Task to complete: Repeat the full listing below verbatim and keep the images out.

Input rows:

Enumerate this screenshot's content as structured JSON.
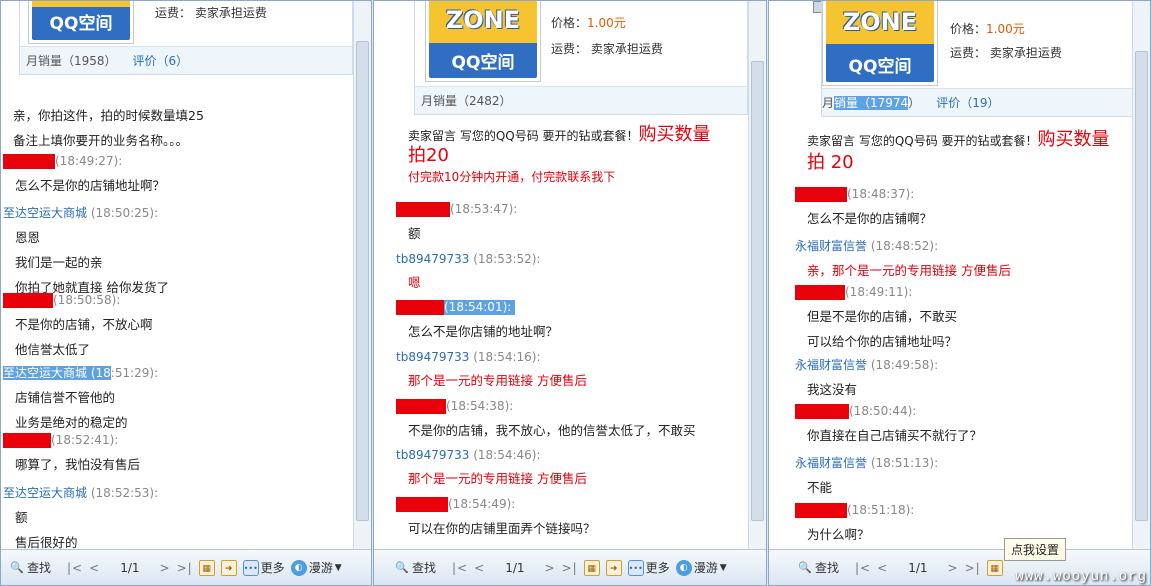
{
  "toolbar": {
    "search": "查找",
    "page": "1/1",
    "more": "更多",
    "roam": "漫游"
  },
  "tooltip": "点我设置",
  "watermark": "www.wooyun.org",
  "panel1": {
    "product": {
      "shipping": "运费：  卖家承担运费",
      "sales": "月销量（1958）",
      "rating": "评价（6）"
    },
    "intro": [
      "亲，你拍这件，拍的时候数量填25",
      "备注上填你要开的业务名称。。。"
    ],
    "messages": [
      {
        "sender": "",
        "time": "(18:49:27):",
        "lines": [
          "怎么不是你的店铺地址啊？"
        ]
      },
      {
        "sender": "至达空运大商城",
        "time": "(18:50:25):",
        "lines": [
          "恩恩",
          "我们是一起的亲",
          "你拍了她就直接 给你发货了"
        ]
      },
      {
        "sender": "",
        "time": "(18:50:58):",
        "lines": [
          "不是你的店铺，不放心啊",
          "他信誉太低了"
        ]
      },
      {
        "sender_sel": "至达空运大商城 (18",
        "time": ":51:29):",
        "lines": [
          "店铺信誉不管他的",
          "业务是绝对的稳定的"
        ]
      },
      {
        "sender": "",
        "time": "(18:52:41):",
        "lines": [
          "哪算了，我怕没有售后"
        ]
      },
      {
        "sender": "至达空运大商城",
        "time": "(18:52:53):",
        "lines": [
          "额",
          "售后很好的"
        ]
      }
    ]
  },
  "panel2": {
    "product": {
      "price_label": "价格：",
      "price": "1.00元",
      "shipping": "运费：  卖家承担运费",
      "sales": "月销量（2482）",
      "logo_top": "ZONE",
      "logo_bottom": "QQ空间"
    },
    "notice": "卖家留言 写您的QQ号码  要开的钻或套餐！",
    "notice_big": "购买数量",
    "notice_big2": "拍20",
    "notice_red": "付完款10分钟内开通，付完款联系我下",
    "messages": [
      {
        "sender": "",
        "time": "(18:53:47):",
        "lines": [
          "额"
        ]
      },
      {
        "sender": "tb89479733",
        "time": "(18:53:52):",
        "lines": [
          "嗯"
        ],
        "red": true
      },
      {
        "sender": "",
        "time": "(18:54:01):",
        "lines": [
          "怎么不是你店铺的地址啊？"
        ],
        "selected": true
      },
      {
        "sender": "tb89479733",
        "time": "(18:54:16):",
        "lines": [
          "那个是一元的专用链接  方便售后"
        ],
        "red": true
      },
      {
        "sender": "",
        "time": "(18:54:38):",
        "lines": [
          "不是你的店铺，我不放心，他的信誉太低了，不敢买"
        ]
      },
      {
        "sender": "tb89479733",
        "time": "(18:54:46):",
        "lines": [
          "那个是一元的专用链接  方便售后"
        ],
        "red": true
      },
      {
        "sender": "",
        "time": "(18:54:49):",
        "lines": [
          "可以在你的店铺里面弄个链接吗？"
        ]
      }
    ]
  },
  "panel3": {
    "product": {
      "price_label": "价格：",
      "price": "1.00元",
      "shipping": "运费：  卖家承担运费",
      "sales_a": "月",
      "sales_b": "销量（17974",
      "sales_c": "）",
      "rating": "评价（19）",
      "logo_top": "ZONE",
      "logo_bottom": "QQ空间"
    },
    "notice": "卖家留言 写您的QQ号码  要开的钻或套餐！",
    "notice_big": "购买数量",
    "notice_big2": "拍 20",
    "messages": [
      {
        "sender": "",
        "time": "(18:48:37):",
        "lines": [
          "怎么不是你的店铺啊？"
        ]
      },
      {
        "sender": "永福财富信誉",
        "time": "(18:48:52):",
        "lines": [
          "亲，那个是一元的专用链接  方便售后"
        ],
        "red": true
      },
      {
        "sender": "",
        "time": "(18:49:11):",
        "lines": [
          "但是不是你的店铺，不敢买",
          "可以给个你的店铺地址吗？"
        ]
      },
      {
        "sender": "永福财富信誉",
        "time": "(18:49:58):",
        "lines": [
          "我这没有"
        ]
      },
      {
        "sender": "",
        "time": "(18:50:44):",
        "lines": [
          "你直接在自己店铺买不就行了？"
        ]
      },
      {
        "sender": "永福财富信誉",
        "time": "(18:51:13):",
        "lines": [
          "不能"
        ]
      },
      {
        "sender": "",
        "time": "(18:51:18):",
        "lines": [
          "为什么啊？"
        ]
      }
    ]
  }
}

Correct answer:
Enumerate this screenshot's content as structured JSON.
{
  "toolbar": {
    "search": "查找",
    "page": "1/1",
    "more": "更多",
    "roam": "漫游"
  },
  "tooltip": "点我设置",
  "watermark": "www.wooyun.org",
  "panel1": {
    "product": {
      "shipping": "运费：  卖家承担运费",
      "sales": "月销量（1958）",
      "rating": "评价（6）"
    },
    "intro": [
      "亲，你拍这件，拍的时候数量填25",
      "备注上填你要开的业务名称。。。"
    ],
    "messages": [
      {
        "sender": "",
        "time": "(18:49:27):",
        "lines": [
          "怎么不是你的店铺地址啊？"
        ]
      },
      {
        "sender": "至达空运大商城",
        "time": "(18:50:25):",
        "lines": [
          "恩恩",
          "我们是一起的亲",
          "你拍了她就直接 给你发货了"
        ]
      },
      {
        "sender": "",
        "time": "(18:50:58):",
        "lines": [
          "不是你的店铺，不放心啊",
          "他信誉太低了"
        ]
      },
      {
        "sender_sel": "至达空运大商城 (18",
        "time": ":51:29):",
        "lines": [
          "店铺信誉不管他的",
          "业务是绝对的稳定的"
        ]
      },
      {
        "sender": "",
        "time": "(18:52:41):",
        "lines": [
          "哪算了，我怕没有售后"
        ]
      },
      {
        "sender": "至达空运大商城",
        "time": "(18:52:53):",
        "lines": [
          "额",
          "售后很好的"
        ]
      }
    ]
  },
  "panel2": {
    "product": {
      "price_label": "价格：",
      "price": "1.00元",
      "shipping": "运费：  卖家承担运费",
      "sales": "月销量（2482）",
      "logo_top": "ZONE",
      "logo_bottom": "QQ空间"
    },
    "notice": "卖家留言 写您的QQ号码  要开的钻或套餐！",
    "notice_big": "购买数量",
    "notice_big2": "拍20",
    "notice_red": "付完款10分钟内开通，付完款联系我下",
    "messages": [
      {
        "sender": "",
        "time": "(18:53:47):",
        "lines": [
          "额"
        ]
      },
      {
        "sender": "tb89479733",
        "time": "(18:53:52):",
        "lines": [
          "嗯"
        ],
        "red": true
      },
      {
        "sender": "",
        "time": "(18:54:01):",
        "lines": [
          "怎么不是你店铺的地址啊？"
        ],
        "selected": true
      },
      {
        "sender": "tb89479733",
        "time": "(18:54:16):",
        "lines": [
          "那个是一元的专用链接  方便售后"
        ],
        "red": true
      },
      {
        "sender": "",
        "time": "(18:54:38):",
        "lines": [
          "不是你的店铺，我不放心，他的信誉太低了，不敢买"
        ]
      },
      {
        "sender": "tb89479733",
        "time": "(18:54:46):",
        "lines": [
          "那个是一元的专用链接  方便售后"
        ],
        "red": true
      },
      {
        "sender": "",
        "time": "(18:54:49):",
        "lines": [
          "可以在你的店铺里面弄个链接吗？"
        ]
      }
    ]
  },
  "panel3": {
    "product": {
      "price_label": "价格：",
      "price": "1.00元",
      "shipping": "运费：  卖家承担运费",
      "sales_a": "月",
      "sales_b": "销量（17974",
      "sales_c": "）",
      "rating": "评价（19）",
      "logo_top": "ZONE",
      "logo_bottom": "QQ空间"
    },
    "notice": "卖家留言 写您的QQ号码  要开的钻或套餐！",
    "notice_big": "购买数量",
    "notice_big2": "拍 20",
    "messages": [
      {
        "sender": "",
        "time": "(18:48:37):",
        "lines": [
          "怎么不是你的店铺啊？"
        ]
      },
      {
        "sender": "永福财富信誉",
        "time": "(18:48:52):",
        "lines": [
          "亲，那个是一元的专用链接  方便售后"
        ],
        "red": true
      },
      {
        "sender": "",
        "time": "(18:49:11):",
        "lines": [
          "但是不是你的店铺，不敢买",
          "可以给个你的店铺地址吗？"
        ]
      },
      {
        "sender": "永福财富信誉",
        "time": "(18:49:58):",
        "lines": [
          "我这没有"
        ]
      },
      {
        "sender": "",
        "time": "(18:50:44):",
        "lines": [
          "你直接在自己店铺买不就行了？"
        ]
      },
      {
        "sender": "永福财富信誉",
        "time": "(18:51:13):",
        "lines": [
          "不能"
        ]
      },
      {
        "sender": "",
        "time": "(18:51:18):",
        "lines": [
          "为什么啊？"
        ]
      }
    ]
  }
}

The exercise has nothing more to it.